Work instructions:
How many lines of these entries hold the string "Expectancy"? Answer with the number alone.

(Records that describe figures)
>>>

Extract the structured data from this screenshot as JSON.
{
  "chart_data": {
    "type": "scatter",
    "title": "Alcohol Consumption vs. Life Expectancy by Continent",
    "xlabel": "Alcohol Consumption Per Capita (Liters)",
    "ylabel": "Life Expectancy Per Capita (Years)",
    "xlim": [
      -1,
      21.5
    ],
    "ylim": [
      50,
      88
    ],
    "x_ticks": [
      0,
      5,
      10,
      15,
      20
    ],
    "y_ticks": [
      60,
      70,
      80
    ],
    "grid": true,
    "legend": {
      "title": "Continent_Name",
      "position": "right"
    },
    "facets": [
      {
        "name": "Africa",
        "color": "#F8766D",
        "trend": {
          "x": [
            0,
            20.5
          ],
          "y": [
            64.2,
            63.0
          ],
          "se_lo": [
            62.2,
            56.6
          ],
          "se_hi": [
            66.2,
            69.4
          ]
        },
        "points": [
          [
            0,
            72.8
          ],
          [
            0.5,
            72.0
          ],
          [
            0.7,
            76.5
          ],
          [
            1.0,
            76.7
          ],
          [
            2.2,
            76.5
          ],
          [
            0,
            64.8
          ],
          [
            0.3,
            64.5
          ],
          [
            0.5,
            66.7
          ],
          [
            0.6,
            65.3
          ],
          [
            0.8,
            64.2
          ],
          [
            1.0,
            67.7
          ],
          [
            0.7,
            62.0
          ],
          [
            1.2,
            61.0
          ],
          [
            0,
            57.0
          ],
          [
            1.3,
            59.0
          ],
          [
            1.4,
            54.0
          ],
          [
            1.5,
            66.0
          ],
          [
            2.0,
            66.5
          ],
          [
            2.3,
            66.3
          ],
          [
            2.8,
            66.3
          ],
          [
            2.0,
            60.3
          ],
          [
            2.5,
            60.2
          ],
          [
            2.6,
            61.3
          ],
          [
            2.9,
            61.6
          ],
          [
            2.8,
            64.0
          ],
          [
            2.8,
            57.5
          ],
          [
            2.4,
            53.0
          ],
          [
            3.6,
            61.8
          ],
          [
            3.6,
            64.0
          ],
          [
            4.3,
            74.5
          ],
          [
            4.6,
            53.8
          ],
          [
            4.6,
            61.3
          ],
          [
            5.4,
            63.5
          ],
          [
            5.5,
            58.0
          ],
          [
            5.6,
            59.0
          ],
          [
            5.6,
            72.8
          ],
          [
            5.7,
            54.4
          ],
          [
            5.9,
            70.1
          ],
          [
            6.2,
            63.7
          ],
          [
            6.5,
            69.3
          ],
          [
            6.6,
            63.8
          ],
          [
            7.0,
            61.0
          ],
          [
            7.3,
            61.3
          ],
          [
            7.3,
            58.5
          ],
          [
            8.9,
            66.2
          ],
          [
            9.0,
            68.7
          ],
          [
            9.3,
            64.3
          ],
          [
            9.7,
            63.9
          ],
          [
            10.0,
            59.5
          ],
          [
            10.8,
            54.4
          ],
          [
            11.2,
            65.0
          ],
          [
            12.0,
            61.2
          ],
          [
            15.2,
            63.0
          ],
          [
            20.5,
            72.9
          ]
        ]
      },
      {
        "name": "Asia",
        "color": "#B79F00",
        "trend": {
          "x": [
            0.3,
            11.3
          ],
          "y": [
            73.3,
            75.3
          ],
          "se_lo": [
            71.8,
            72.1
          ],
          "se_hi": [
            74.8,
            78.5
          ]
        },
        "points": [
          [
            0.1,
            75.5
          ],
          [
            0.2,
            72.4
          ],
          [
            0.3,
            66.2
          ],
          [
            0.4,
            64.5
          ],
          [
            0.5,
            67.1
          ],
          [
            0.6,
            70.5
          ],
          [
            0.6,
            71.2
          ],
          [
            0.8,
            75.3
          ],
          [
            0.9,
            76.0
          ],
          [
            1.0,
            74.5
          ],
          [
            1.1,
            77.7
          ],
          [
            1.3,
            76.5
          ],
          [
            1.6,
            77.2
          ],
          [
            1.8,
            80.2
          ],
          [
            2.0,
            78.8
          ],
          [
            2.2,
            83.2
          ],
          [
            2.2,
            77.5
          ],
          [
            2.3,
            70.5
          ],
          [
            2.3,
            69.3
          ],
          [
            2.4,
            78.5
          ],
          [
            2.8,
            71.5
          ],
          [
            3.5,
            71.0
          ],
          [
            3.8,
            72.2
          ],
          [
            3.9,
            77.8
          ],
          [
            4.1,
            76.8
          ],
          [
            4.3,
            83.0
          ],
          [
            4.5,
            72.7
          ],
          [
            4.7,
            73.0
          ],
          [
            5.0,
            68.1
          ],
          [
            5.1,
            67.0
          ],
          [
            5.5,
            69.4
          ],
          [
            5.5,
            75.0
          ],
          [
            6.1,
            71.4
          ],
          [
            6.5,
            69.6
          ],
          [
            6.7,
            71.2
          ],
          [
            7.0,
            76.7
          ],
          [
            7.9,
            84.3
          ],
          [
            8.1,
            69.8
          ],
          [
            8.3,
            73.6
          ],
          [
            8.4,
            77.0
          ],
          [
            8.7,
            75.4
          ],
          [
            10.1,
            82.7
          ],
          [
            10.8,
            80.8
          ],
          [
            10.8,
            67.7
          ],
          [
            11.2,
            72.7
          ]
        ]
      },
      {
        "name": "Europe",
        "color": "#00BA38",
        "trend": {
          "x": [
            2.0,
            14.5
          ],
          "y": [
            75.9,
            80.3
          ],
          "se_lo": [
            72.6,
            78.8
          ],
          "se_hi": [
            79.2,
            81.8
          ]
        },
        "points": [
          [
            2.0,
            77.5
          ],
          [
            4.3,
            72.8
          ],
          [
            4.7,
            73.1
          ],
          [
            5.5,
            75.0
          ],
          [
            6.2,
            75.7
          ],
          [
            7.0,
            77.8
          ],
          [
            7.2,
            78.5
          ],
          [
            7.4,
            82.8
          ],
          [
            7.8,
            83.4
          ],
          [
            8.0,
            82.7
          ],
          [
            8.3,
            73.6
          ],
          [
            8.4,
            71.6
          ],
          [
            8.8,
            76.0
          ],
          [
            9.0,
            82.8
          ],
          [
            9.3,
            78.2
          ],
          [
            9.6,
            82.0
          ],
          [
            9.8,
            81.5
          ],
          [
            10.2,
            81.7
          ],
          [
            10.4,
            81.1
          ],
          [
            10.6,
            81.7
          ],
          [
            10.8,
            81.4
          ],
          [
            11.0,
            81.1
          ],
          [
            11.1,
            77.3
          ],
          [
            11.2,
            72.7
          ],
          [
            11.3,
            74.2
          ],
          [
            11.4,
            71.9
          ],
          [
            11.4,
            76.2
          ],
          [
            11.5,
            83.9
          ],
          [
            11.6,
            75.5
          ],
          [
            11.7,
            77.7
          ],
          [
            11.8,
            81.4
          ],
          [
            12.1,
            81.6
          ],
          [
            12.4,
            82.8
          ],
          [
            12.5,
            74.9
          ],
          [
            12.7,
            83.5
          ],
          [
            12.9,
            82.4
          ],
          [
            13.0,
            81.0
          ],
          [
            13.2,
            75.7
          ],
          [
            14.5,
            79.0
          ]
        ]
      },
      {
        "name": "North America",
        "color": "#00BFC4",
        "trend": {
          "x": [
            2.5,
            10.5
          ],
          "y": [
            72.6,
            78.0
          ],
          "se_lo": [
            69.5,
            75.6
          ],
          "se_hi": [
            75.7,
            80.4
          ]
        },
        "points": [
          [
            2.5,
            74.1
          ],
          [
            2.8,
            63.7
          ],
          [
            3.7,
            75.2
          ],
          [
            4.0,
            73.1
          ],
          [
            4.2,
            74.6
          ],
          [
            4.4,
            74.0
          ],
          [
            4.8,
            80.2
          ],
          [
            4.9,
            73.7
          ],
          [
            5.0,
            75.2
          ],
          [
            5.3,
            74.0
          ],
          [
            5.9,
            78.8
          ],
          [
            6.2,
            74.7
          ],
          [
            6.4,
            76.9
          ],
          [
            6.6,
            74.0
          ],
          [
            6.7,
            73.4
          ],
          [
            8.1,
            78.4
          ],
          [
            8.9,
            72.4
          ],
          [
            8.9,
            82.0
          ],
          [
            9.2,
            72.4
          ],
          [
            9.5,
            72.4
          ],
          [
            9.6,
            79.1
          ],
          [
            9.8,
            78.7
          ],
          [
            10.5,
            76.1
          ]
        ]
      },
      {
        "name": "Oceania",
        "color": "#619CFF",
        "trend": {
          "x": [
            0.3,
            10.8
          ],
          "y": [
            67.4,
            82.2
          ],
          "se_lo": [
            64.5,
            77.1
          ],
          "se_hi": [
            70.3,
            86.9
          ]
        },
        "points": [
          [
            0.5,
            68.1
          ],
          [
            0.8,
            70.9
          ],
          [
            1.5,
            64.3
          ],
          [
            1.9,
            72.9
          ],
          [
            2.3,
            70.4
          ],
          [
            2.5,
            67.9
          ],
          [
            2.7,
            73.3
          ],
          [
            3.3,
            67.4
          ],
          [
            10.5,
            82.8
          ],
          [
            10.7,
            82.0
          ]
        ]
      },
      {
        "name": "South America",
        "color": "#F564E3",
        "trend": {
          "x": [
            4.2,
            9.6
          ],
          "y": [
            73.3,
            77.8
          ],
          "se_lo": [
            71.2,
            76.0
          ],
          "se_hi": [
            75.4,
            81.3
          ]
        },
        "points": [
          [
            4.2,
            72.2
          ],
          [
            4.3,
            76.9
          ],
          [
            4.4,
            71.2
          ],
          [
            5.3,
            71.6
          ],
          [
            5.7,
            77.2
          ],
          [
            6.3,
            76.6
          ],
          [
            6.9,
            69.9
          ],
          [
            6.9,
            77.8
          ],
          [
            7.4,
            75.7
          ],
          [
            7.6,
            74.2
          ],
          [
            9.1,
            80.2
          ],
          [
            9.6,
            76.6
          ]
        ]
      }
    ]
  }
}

<<<

Complete answer:
2